### What you are asked to do
Collect all lines from the records below that include the word "house".

>>>

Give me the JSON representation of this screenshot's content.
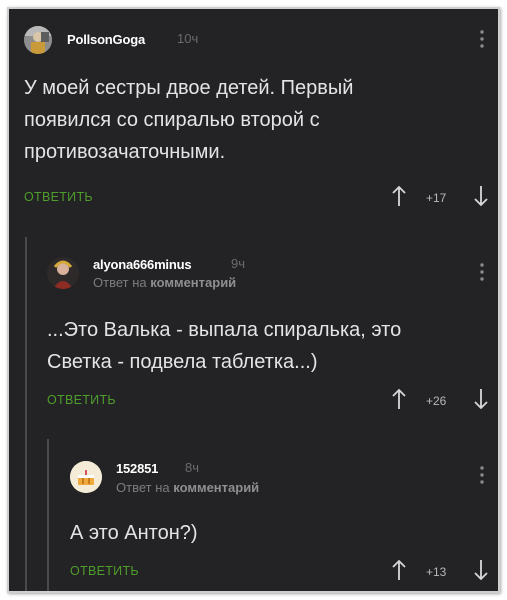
{
  "comments": [
    {
      "username": "PollsonGoga",
      "time": "10ч",
      "subline": "",
      "text_lines": [
        "У моей сестры двое детей. Первый",
        "появился со спиралью второй с",
        "противозачаточными."
      ],
      "reply_label": "ОТВЕТИТЬ",
      "score": "+17",
      "avatar_icon": "person-photo-avatar"
    },
    {
      "username": "alyona666minus",
      "time": "9ч",
      "subline_prefix": "Ответ на",
      "subline_link": "комментарий",
      "text_lines": [
        "...Это Валька - выпала спиралька, это",
        "Светка - подвела таблетка...)"
      ],
      "reply_label": "ОТВЕТИТЬ",
      "score": "+26",
      "avatar_icon": "woman-photo-avatar"
    },
    {
      "username": "152851",
      "time": "8ч",
      "subline_prefix": "Ответ на",
      "subline_link": "комментарий",
      "text_lines": [
        "А это Антон?)"
      ],
      "reply_label": "ОТВЕТИТЬ",
      "score": "+13",
      "avatar_icon": "cake-avatar"
    }
  ],
  "colors": {
    "background": "#232325",
    "reply_green": "#4f9d2a",
    "text": "#e4e4e6",
    "muted": "#7d7d80"
  }
}
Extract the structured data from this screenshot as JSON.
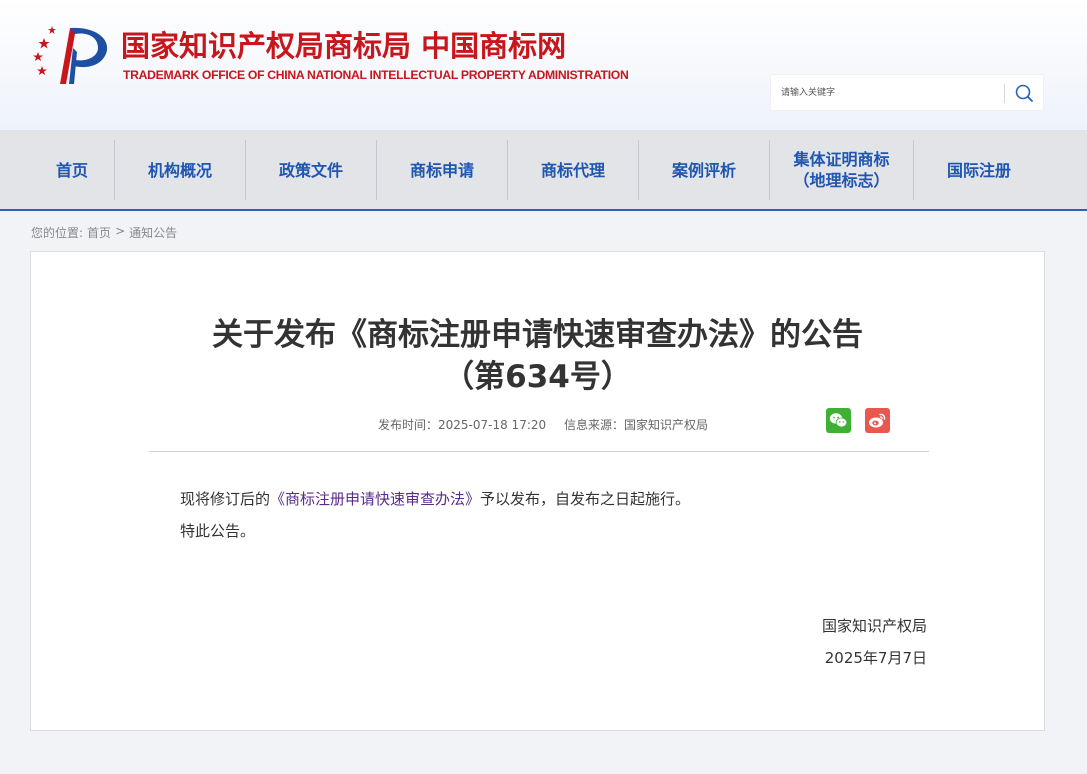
{
  "header": {
    "logo_cn": "国家知识产权局商标局 中国商标网",
    "logo_en": "TRADEMARK OFFICE OF CHINA NATIONAL INTELLECTUAL PROPERTY ADMINISTRATION",
    "search_placeholder": "请输入关键字"
  },
  "nav": {
    "items": [
      {
        "label": "首页"
      },
      {
        "label": "机构概况"
      },
      {
        "label": "政策文件"
      },
      {
        "label": "商标申请"
      },
      {
        "label": "商标代理"
      },
      {
        "label": "案例评析"
      },
      {
        "label": "集体证明商标",
        "label2": "（地理标志）"
      },
      {
        "label": "国际注册"
      }
    ]
  },
  "breadcrumb": {
    "prefix": "您的位置:",
    "home": "首页",
    "sep": ">",
    "current": "通知公告"
  },
  "article": {
    "title_line1": "关于发布《商标注册申请快速审查办法》的公告",
    "title_line2": "（第634号）",
    "publish_time": "发布时间：2025-07-18 17:20",
    "source": "信息来源：国家知识产权局",
    "para1_before": "现将修订后的",
    "para1_link": "《商标注册申请快速审查办法》",
    "para1_after": "予以发布，自发布之日起施行。",
    "para2": "特此公告。",
    "signature_org": "国家知识产权局",
    "signature_date": "2025年7月7日"
  },
  "colors": {
    "brand_red": "#c8161d",
    "nav_blue": "#1e56b0",
    "wechat_green": "#3eb135",
    "weibo_red": "#e8584f"
  }
}
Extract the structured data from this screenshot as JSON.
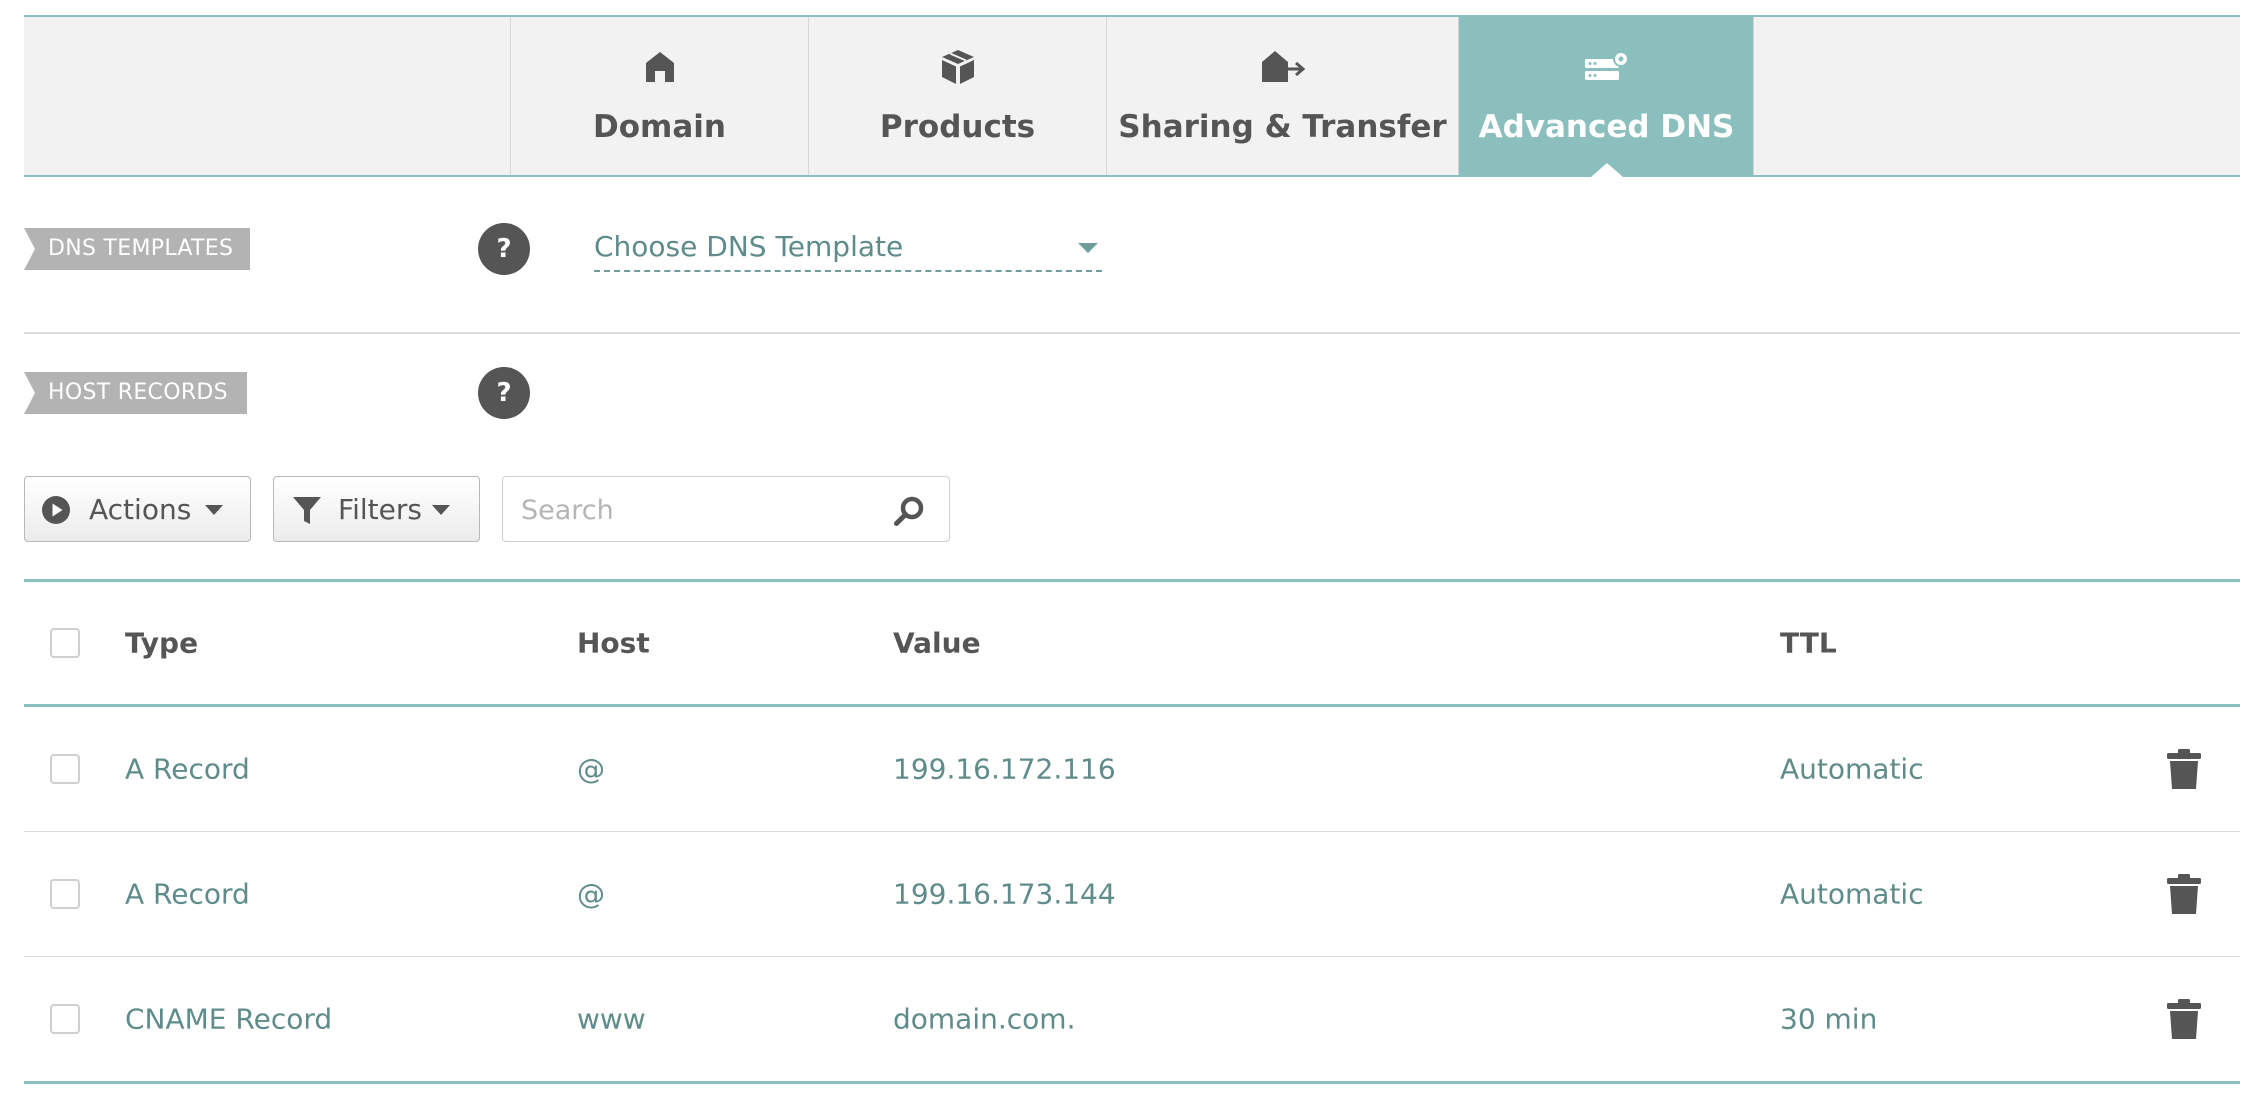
{
  "tabs": [
    {
      "label": "Domain",
      "icon": "house-icon"
    },
    {
      "label": "Products",
      "icon": "box-icon"
    },
    {
      "label": "Sharing & Transfer",
      "icon": "house-arrow-icon"
    },
    {
      "label": "Advanced DNS",
      "icon": "server-gear-icon",
      "active": true
    }
  ],
  "dns_templates": {
    "section_label": "DNS TEMPLATES",
    "help_label": "?",
    "select_value": "Choose DNS Template"
  },
  "host_records": {
    "section_label": "HOST RECORDS",
    "help_label": "?"
  },
  "toolbar": {
    "actions_label": "Actions",
    "filters_label": "Filters",
    "search_placeholder": "Search"
  },
  "table": {
    "headers": {
      "type": "Type",
      "host": "Host",
      "value": "Value",
      "ttl": "TTL"
    },
    "rows": [
      {
        "type": "A Record",
        "host": "@",
        "value": "199.16.172.116",
        "ttl": "Automatic"
      },
      {
        "type": "A Record",
        "host": "@",
        "value": "199.16.173.144",
        "ttl": "Automatic"
      },
      {
        "type": "CNAME Record",
        "host": "www",
        "value": "domain.com.",
        "ttl": "30 min"
      }
    ]
  },
  "colors": {
    "accent": "#8bbfbd",
    "link_text": "#5f8c8a",
    "ribbon": "#b3b3b3",
    "dark_icon": "#555555"
  }
}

<<<

### Result
      "icon": "house-icon"
      "icon": "house-arrow-icon"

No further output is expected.